## Task statement
Could you express each line of the listing below as one string in a JSON list, in order, leaving out blank lines?

-- Start Source material --

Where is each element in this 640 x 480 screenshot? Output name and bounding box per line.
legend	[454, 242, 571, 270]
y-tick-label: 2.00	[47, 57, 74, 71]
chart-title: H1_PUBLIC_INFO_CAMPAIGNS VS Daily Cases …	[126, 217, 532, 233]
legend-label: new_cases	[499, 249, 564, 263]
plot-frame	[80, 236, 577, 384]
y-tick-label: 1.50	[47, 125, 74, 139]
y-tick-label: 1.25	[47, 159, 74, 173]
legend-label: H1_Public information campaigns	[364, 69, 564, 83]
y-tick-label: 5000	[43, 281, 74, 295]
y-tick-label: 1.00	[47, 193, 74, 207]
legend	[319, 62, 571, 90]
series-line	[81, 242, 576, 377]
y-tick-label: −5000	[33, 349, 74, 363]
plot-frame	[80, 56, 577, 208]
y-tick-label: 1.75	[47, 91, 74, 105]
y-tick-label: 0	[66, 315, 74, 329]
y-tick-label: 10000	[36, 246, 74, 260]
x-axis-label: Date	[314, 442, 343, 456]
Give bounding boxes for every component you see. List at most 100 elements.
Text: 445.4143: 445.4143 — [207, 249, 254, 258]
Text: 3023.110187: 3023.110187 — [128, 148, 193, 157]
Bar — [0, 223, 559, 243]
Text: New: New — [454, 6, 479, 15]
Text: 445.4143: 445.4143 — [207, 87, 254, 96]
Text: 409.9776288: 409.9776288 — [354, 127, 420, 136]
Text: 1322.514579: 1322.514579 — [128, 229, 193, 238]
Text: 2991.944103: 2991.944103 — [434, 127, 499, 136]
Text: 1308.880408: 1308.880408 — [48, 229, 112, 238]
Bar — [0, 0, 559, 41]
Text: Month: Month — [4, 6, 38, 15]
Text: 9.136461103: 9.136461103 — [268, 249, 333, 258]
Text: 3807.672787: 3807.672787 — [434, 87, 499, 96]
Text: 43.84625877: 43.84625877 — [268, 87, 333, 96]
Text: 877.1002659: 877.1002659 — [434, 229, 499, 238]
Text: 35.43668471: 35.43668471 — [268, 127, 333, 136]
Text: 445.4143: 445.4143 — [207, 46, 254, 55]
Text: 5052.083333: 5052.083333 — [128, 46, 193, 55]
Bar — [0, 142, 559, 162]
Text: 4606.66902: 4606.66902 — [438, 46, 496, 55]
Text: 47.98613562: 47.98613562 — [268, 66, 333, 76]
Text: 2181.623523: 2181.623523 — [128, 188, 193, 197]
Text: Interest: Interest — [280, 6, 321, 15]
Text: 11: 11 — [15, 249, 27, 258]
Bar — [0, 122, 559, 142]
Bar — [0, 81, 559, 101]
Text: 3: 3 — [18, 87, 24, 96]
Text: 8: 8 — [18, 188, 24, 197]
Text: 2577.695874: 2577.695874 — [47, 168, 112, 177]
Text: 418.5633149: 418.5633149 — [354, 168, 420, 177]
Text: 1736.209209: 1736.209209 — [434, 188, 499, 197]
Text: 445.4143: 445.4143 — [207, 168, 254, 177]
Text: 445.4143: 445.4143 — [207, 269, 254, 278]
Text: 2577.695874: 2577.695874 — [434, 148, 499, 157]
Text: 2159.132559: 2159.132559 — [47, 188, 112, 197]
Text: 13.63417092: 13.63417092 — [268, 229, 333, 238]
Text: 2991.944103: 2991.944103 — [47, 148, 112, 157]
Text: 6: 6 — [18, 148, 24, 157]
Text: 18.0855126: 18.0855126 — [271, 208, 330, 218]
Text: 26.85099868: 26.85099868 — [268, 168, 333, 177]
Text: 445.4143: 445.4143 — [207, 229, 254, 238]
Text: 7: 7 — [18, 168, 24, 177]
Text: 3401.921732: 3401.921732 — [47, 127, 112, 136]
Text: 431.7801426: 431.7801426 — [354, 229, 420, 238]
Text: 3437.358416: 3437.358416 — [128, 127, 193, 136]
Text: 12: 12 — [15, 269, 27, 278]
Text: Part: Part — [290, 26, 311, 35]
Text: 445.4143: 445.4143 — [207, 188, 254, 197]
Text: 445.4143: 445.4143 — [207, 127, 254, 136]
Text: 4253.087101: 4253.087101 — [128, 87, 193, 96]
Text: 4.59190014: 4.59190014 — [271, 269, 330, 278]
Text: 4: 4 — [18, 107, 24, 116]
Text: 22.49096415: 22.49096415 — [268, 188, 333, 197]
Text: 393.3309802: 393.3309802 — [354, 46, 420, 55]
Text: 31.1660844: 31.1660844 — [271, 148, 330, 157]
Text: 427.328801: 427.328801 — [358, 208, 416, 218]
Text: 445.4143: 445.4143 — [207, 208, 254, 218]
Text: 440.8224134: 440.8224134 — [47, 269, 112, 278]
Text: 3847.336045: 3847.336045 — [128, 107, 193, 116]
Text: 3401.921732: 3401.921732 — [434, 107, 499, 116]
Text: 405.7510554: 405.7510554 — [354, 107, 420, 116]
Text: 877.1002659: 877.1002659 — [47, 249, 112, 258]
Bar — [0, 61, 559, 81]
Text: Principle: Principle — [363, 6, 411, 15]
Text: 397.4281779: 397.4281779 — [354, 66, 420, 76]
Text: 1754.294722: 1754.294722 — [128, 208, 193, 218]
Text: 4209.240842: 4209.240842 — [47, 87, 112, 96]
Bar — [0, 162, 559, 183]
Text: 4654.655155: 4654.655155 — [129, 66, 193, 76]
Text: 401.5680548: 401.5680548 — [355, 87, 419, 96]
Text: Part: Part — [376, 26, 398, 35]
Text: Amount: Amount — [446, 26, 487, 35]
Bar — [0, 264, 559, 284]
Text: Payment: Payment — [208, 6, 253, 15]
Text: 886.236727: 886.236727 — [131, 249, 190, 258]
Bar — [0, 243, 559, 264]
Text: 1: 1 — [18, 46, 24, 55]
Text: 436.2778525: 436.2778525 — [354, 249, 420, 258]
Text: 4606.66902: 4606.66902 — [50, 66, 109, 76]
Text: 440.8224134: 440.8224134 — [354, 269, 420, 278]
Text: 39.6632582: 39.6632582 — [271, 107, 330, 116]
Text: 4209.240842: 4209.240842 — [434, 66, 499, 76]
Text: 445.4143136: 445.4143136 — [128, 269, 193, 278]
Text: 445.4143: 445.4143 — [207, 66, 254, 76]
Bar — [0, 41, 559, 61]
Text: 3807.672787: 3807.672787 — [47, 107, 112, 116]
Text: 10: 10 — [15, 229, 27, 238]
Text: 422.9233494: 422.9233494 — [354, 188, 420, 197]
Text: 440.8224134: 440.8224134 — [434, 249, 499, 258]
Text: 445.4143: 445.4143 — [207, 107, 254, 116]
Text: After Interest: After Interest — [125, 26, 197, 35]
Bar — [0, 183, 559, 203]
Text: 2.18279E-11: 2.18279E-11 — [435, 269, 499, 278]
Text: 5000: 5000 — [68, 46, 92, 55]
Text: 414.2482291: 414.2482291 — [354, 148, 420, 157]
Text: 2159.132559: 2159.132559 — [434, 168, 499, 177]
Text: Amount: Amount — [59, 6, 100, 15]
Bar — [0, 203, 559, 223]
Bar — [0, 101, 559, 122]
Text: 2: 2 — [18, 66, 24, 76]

-- End Source material --

## Exercise output
[
  "Where is each element in this 640 x 480 screenshot? Output name and bounding box per line.",
  "legend\t[454, 242, 571, 270]",
  "y-tick-label: 2.00\t[47, 57, 74, 71]",
  "chart-title: H1_PUBLIC_INFO_CAMPAIGNS VS Daily Cases …\t[126, 217, 532, 233]",
  "legend-label: new_cases\t[499, 249, 564, 263]",
  "plot-frame\t[80, 236, 577, 384]",
  "y-tick-label: 1.50\t[47, 125, 74, 139]",
  "y-tick-label: 1.25\t[47, 159, 74, 173]",
  "legend-label: H1_Public information campaigns\t[364, 69, 564, 83]",
  "y-tick-label: 5000\t[43, 281, 74, 295]",
  "y-tick-label: 1.00\t[47, 193, 74, 207]",
  "legend\t[319, 62, 571, 90]",
  "series-line\t[81, 242, 576, 377]",
  "y-tick-label: −5000\t[33, 349, 74, 363]",
  "plot-frame\t[80, 56, 577, 208]",
  "y-tick-label: 1.75\t[47, 91, 74, 105]",
  "y-tick-label: 0\t[66, 315, 74, 329]",
  "y-tick-label: 10000\t[36, 246, 74, 260]",
  "x-axis-label: Date\t[314, 442, 343, 456]",
  "Give bounding boxes for every component you see. List at most 100 elements.",
  "Text: 445.4143: 445.4143 — [207, 249, 254, 258]",
  "Text: 3023.110187: 3023.110187 — [128, 148, 193, 157]",
  "Bar — [0, 223, 559, 243]",
  "Text: New: New — [454, 6, 479, 15]",
  "Text: 445.4143: 445.4143 — [207, 87, 254, 96]",
  "Text: 409.9776288: 409.9776288 — [354, 127, 420, 136]",
  "Text: 1322.514579: 1322.514579 — [128, 229, 193, 238]",
  "Text: 2991.944103: 2991.944103 — [434, 127, 499, 136]",
  "Text: 1308.880408: 1308.880408 — [48, 229, 112, 238]",
  "Bar — [0, 0, 559, 41]",
  "Text: Month: Month — [4, 6, 38, 15]",
  "Text: 9.136461103: 9.136461103 — [268, 249, 333, 258]",
  "Text: 3807.672787: 3807.672787 — [434, 87, 499, 96]",
  "Text: 43.84625877: 43.84625877 — [268, 87, 333, 96]",
  "Text: 877.1002659: 877.1002659 — [434, 229, 499, 238]",
  "Text: 35.43668471: 35.43668471 — [268, 127, 333, 136]",
  "Text: 445.4143: 445.4143 — [207, 46, 254, 55]",
  "Text: 5052.083333: 5052.083333 — [128, 46, 193, 55]",
  "Bar — [0, 142, 559, 162]",
  "Text: 4606.66902: 4606.66902 — [438, 46, 496, 55]",
  "Text: 47.98613562: 47.98613562 — [268, 66, 333, 76]",
  "Text: 2181.623523: 2181.623523 — [128, 188, 193, 197]",
  "Text: Interest: Interest — [280, 6, 321, 15]",
  "Text: 11: 11 — [15, 249, 27, 258]",
  "Bar — [0, 122, 559, 142]",
  "Bar — [0, 81, 559, 101]",
  "Text: 3: 3 — [18, 87, 24, 96]",
  "Text: 8: 8 — [18, 188, 24, 197]",
  "Text: 2577.695874: 2577.695874 — [47, 168, 112, 177]",
  "Text: 418.5633149: 418.5633149 — [354, 168, 420, 177]",
  "Text: 1736.209209: 1736.209209 — [434, 188, 499, 197]",
  "Text: 445.4143: 445.4143 — [207, 168, 254, 177]",
  "Text: 445.4143: 445.4143 — [207, 269, 254, 278]",
  "Text: 2577.695874: 2577.695874 — [434, 148, 499, 157]",
  "Text: 2159.132559: 2159.132559 — [47, 188, 112, 197]",
  "Text: 13.63417092: 13.63417092 — [268, 229, 333, 238]",
  "Text: 2991.944103: 2991.944103 — [47, 148, 112, 157]",
  "Text: 6: 6 — [18, 148, 24, 157]",
  "Text: 18.0855126: 18.0855126 — [271, 208, 330, 218]",
  "Text: 26.85099868: 26.85099868 — [268, 168, 333, 177]",
  "Text: 445.4143: 445.4143 — [207, 229, 254, 238]",
  "Text: 7: 7 — [18, 168, 24, 177]",
  "Text: 3401.921732: 3401.921732 — [47, 127, 112, 136]",
  "Text: 431.7801426: 431.7801426 — [354, 229, 420, 238]",
  "Text: 3437.358416: 3437.358416 — [128, 127, 193, 136]",
  "Text: 12: 12 — [15, 269, 27, 278]",
  "Text: Part: Part — [290, 26, 311, 35]",
  "Text: 445.4143: 445.4143 — [207, 188, 254, 197]",
  "Text: 445.4143: 445.4143 — [207, 127, 254, 136]",
  "Text: 4253.087101: 4253.087101 — [128, 87, 193, 96]",
  "Text: 4.59190014: 4.59190014 — [271, 269, 330, 278]",
  "Text: 4: 4 — [18, 107, 24, 116]",
  "Text: 22.49096415: 22.49096415 — [268, 188, 333, 197]",
  "Text: 393.3309802: 393.3309802 — [354, 46, 420, 55]",
  "Text: 31.1660844: 31.1660844 — [271, 148, 330, 157]",
  "Text: 427.328801: 427.328801 — [358, 208, 416, 218]",
  "Text: 445.4143: 445.4143 — [207, 208, 254, 218]",
  "Text: 440.8224134: 440.8224134 — [47, 269, 112, 278]",
  "Text: 3847.336045: 3847.336045 — [128, 107, 193, 116]",
  "Text: 3401.921732: 3401.921732 — [434, 107, 499, 116]",
  "Text: 405.7510554: 405.7510554 — [354, 107, 420, 116]",
  "Text: 877.1002659: 877.1002659 — [47, 249, 112, 258]",
  "Bar — [0, 61, 559, 81]",
  "Text: Principle: Principle — [363, 6, 411, 15]",
  "Text: 397.4281779: 397.4281779 — [354, 66, 420, 76]",
  "Text: 1754.294722: 1754.294722 — [128, 208, 193, 218]",
  "Text: 4209.240842: 4209.240842 — [47, 87, 112, 96]",
  "Bar — [0, 162, 559, 183]",
  "Text: 4654.655155: 4654.655155 — [129, 66, 193, 76]",
  "Text: 401.5680548: 401.5680548 — [355, 87, 419, 96]",
  "Text: Part: Part — [376, 26, 398, 35]",
  "Text: Amount: Amount — [446, 26, 487, 35]",
  "Bar — [0, 264, 559, 284]",
  "Text: Payment: Payment — [208, 6, 253, 15]",
  "Text: 886.236727: 886.236727 — [131, 249, 190, 258]",
  "Bar — [0, 243, 559, 264]",
  "Text: 1: 1 — [18, 46, 24, 55]",
  "Text: 436.2778525: 436.2778525 — [354, 249, 420, 258]",
  "Text: 4606.66902: 4606.66902 — [50, 66, 109, 76]",
  "Text: 440.8224134: 440.8224134 — [354, 269, 420, 278]",
  "Text: 39.6632582: 39.6632582 — [271, 107, 330, 116]",
  "Text: 4209.240842: 4209.240842 — [434, 66, 499, 76]",
  "Text: 445.4143136: 445.4143136 — [128, 269, 193, 278]",
  "Text: 445.4143: 445.4143 — [207, 66, 254, 76]",
  "Bar — [0, 41, 559, 61]",
  "Text: 3807.672787: 3807.672787 — [47, 107, 112, 116]",
  "Text: 10: 10 — [15, 229, 27, 238]",
  "Text: 422.9233494: 422.9233494 — [354, 188, 420, 197]",
  "Text: 440.8224134: 440.8224134 — [434, 249, 499, 258]",
  "Text: 445.4143: 445.4143 — [207, 107, 254, 116]",
  "Text: After Interest: After Interest — [125, 26, 197, 35]",
  "Bar — [0, 183, 559, 203]",
  "Text: 2.18279E-11: 2.18279E-11 — [435, 269, 499, 278]",
  "Text: 5000: 5000 — [68, 46, 92, 55]",
  "Text: 414.2482291: 414.2482291 — [354, 148, 420, 157]",
  "Text: 2159.132559: 2159.132559 — [434, 168, 499, 177]",
  "Text: Amount: Amount — [59, 6, 100, 15]",
  "Bar — [0, 203, 559, 223]",
  "Bar — [0, 101, 559, 122]",
  "Text: 2: 2 — [18, 66, 24, 76]"
]